EXERCISE OBJECTIVE
Repeat each entry exactly and drop the pictures.

§

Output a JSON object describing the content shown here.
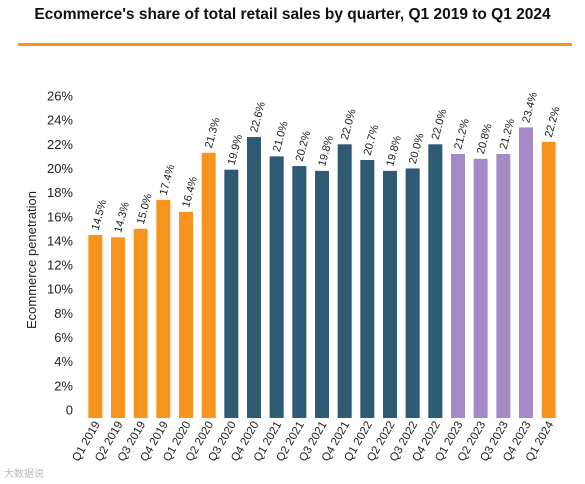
{
  "chart_data": {
    "type": "bar",
    "title": "Ecommerce's share of total retail sales by quarter, Q1 2019 to Q1 2024",
    "ylabel": "Ecommerce penetration",
    "xlabel": "",
    "ylim": [
      0,
      26
    ],
    "y_ticks": [
      "0",
      "2%",
      "4%",
      "6%",
      "8%",
      "10%",
      "12%",
      "14%",
      "16%",
      "18%",
      "20%",
      "22%",
      "24%",
      "26%"
    ],
    "y_tick_values": [
      0,
      2,
      4,
      6,
      8,
      10,
      12,
      14,
      16,
      18,
      20,
      22,
      24,
      26
    ],
    "grid": false,
    "categories": [
      "Q1 2019",
      "Q2 2019",
      "Q3 2019",
      "Q4 2019",
      "Q1 2020",
      "Q2 2020",
      "Q3 2020",
      "Q4 2020",
      "Q1 2021",
      "Q2 2021",
      "Q3 2021",
      "Q4 2021",
      "Q1 2022",
      "Q2 2022",
      "Q3 2022",
      "Q4 2022",
      "Q1 2023",
      "Q2 2023",
      "Q3 2023",
      "Q4 2023",
      "Q1 2024"
    ],
    "values": [
      14.5,
      14.3,
      15.0,
      17.4,
      16.4,
      21.3,
      19.9,
      22.6,
      21.0,
      20.2,
      19.8,
      22.0,
      20.7,
      19.8,
      20.0,
      22.0,
      21.2,
      20.8,
      21.2,
      23.4,
      22.2
    ],
    "data_labels": [
      "14.5%",
      "14.3%",
      "15.0%",
      "17.4%",
      "16.4%",
      "21.3%",
      "19.9%",
      "22.6%",
      "21.0%",
      "20.2%",
      "19.8%",
      "22.0%",
      "20.7%",
      "19.8%",
      "20.0%",
      "22.0%",
      "21.2%",
      "20.8%",
      "21.2%",
      "23.4%",
      "22.2%"
    ],
    "bar_colors": [
      "#F7941D",
      "#F7941D",
      "#F7941D",
      "#F7941D",
      "#F7941D",
      "#F7941D",
      "#2E5A73",
      "#2E5A73",
      "#2E5A73",
      "#2E5A73",
      "#2E5A73",
      "#2E5A73",
      "#2E5A73",
      "#2E5A73",
      "#2E5A73",
      "#2E5A73",
      "#A48BC6",
      "#A48BC6",
      "#A48BC6",
      "#A48BC6",
      "#F7941D"
    ]
  },
  "colors": {
    "title_rule": "#F7941D"
  },
  "watermark": "大数据说"
}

§

THE ANSWER
Output a JSON object describing the content shown here.
{
  "chart_data": {
    "type": "bar",
    "title": "Ecommerce's share of total retail sales by quarter, Q1 2019 to Q1 2024",
    "ylabel": "Ecommerce penetration",
    "xlabel": "",
    "ylim": [
      0,
      26
    ],
    "y_ticks": [
      "0",
      "2%",
      "4%",
      "6%",
      "8%",
      "10%",
      "12%",
      "14%",
      "16%",
      "18%",
      "20%",
      "22%",
      "24%",
      "26%"
    ],
    "y_tick_values": [
      0,
      2,
      4,
      6,
      8,
      10,
      12,
      14,
      16,
      18,
      20,
      22,
      24,
      26
    ],
    "grid": false,
    "categories": [
      "Q1 2019",
      "Q2 2019",
      "Q3 2019",
      "Q4 2019",
      "Q1 2020",
      "Q2 2020",
      "Q3 2020",
      "Q4 2020",
      "Q1 2021",
      "Q2 2021",
      "Q3 2021",
      "Q4 2021",
      "Q1 2022",
      "Q2 2022",
      "Q3 2022",
      "Q4 2022",
      "Q1 2023",
      "Q2 2023",
      "Q3 2023",
      "Q4 2023",
      "Q1 2024"
    ],
    "values": [
      14.5,
      14.3,
      15.0,
      17.4,
      16.4,
      21.3,
      19.9,
      22.6,
      21.0,
      20.2,
      19.8,
      22.0,
      20.7,
      19.8,
      20.0,
      22.0,
      21.2,
      20.8,
      21.2,
      23.4,
      22.2
    ],
    "data_labels": [
      "14.5%",
      "14.3%",
      "15.0%",
      "17.4%",
      "16.4%",
      "21.3%",
      "19.9%",
      "22.6%",
      "21.0%",
      "20.2%",
      "19.8%",
      "22.0%",
      "20.7%",
      "19.8%",
      "20.0%",
      "22.0%",
      "21.2%",
      "20.8%",
      "21.2%",
      "23.4%",
      "22.2%"
    ],
    "bar_colors": [
      "#F7941D",
      "#F7941D",
      "#F7941D",
      "#F7941D",
      "#F7941D",
      "#F7941D",
      "#2E5A73",
      "#2E5A73",
      "#2E5A73",
      "#2E5A73",
      "#2E5A73",
      "#2E5A73",
      "#2E5A73",
      "#2E5A73",
      "#2E5A73",
      "#2E5A73",
      "#A48BC6",
      "#A48BC6",
      "#A48BC6",
      "#A48BC6",
      "#F7941D"
    ]
  },
  "colors": {
    "title_rule": "#F7941D"
  },
  "watermark": "大数据说"
}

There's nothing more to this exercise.